Identify all lines in the data containing the string "header". Copy them out.
# # # #
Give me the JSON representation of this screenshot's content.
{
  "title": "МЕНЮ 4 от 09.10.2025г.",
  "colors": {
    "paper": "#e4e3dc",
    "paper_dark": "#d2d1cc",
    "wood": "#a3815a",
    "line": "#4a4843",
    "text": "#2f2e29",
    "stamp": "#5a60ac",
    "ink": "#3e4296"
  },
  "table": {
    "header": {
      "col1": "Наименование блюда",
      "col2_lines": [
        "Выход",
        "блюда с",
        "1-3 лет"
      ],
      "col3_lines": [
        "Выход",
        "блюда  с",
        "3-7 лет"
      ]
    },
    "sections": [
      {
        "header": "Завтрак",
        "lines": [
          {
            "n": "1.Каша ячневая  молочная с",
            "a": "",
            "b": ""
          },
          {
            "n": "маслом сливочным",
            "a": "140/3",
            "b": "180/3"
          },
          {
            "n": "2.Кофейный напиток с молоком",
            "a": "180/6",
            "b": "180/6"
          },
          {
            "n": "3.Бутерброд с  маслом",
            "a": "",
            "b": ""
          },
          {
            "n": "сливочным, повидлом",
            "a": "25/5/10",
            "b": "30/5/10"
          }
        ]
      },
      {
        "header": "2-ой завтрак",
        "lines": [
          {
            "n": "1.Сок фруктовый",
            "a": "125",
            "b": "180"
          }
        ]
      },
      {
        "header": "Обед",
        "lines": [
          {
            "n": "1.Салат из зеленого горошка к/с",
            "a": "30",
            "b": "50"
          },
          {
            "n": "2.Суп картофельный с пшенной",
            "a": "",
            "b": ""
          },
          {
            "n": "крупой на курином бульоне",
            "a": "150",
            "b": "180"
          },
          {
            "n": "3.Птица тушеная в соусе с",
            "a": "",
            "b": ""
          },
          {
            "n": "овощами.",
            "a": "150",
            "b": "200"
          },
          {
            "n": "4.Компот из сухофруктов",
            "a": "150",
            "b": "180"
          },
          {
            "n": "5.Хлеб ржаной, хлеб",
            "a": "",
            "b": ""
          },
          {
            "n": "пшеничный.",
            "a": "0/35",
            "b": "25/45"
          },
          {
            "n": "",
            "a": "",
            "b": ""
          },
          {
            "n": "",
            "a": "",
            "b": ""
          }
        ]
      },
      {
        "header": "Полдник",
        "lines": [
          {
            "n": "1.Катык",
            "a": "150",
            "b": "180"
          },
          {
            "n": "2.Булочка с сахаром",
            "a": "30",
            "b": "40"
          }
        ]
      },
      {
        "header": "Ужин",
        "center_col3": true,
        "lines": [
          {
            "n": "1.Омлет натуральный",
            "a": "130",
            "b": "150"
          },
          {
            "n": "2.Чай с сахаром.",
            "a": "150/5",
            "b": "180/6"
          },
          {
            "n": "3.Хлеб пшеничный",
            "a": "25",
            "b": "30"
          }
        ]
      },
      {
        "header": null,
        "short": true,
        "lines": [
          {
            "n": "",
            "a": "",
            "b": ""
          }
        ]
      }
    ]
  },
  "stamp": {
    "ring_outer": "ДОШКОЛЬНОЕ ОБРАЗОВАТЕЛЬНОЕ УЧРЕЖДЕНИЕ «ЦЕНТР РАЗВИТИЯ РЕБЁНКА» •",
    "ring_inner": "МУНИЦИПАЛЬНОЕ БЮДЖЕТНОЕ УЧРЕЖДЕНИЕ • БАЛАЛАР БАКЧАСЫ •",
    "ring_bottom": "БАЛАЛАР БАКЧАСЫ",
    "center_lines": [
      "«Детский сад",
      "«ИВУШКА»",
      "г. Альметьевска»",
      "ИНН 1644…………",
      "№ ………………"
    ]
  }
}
# # # #
• _CORRECT OUTPUT_:
    "header": {
        "header": "Завтрак",
        "header": "2-ой завтрак",
        "header": "Обед",
        "header": "Полдник",
        "header": "Ужин",
        "header": null,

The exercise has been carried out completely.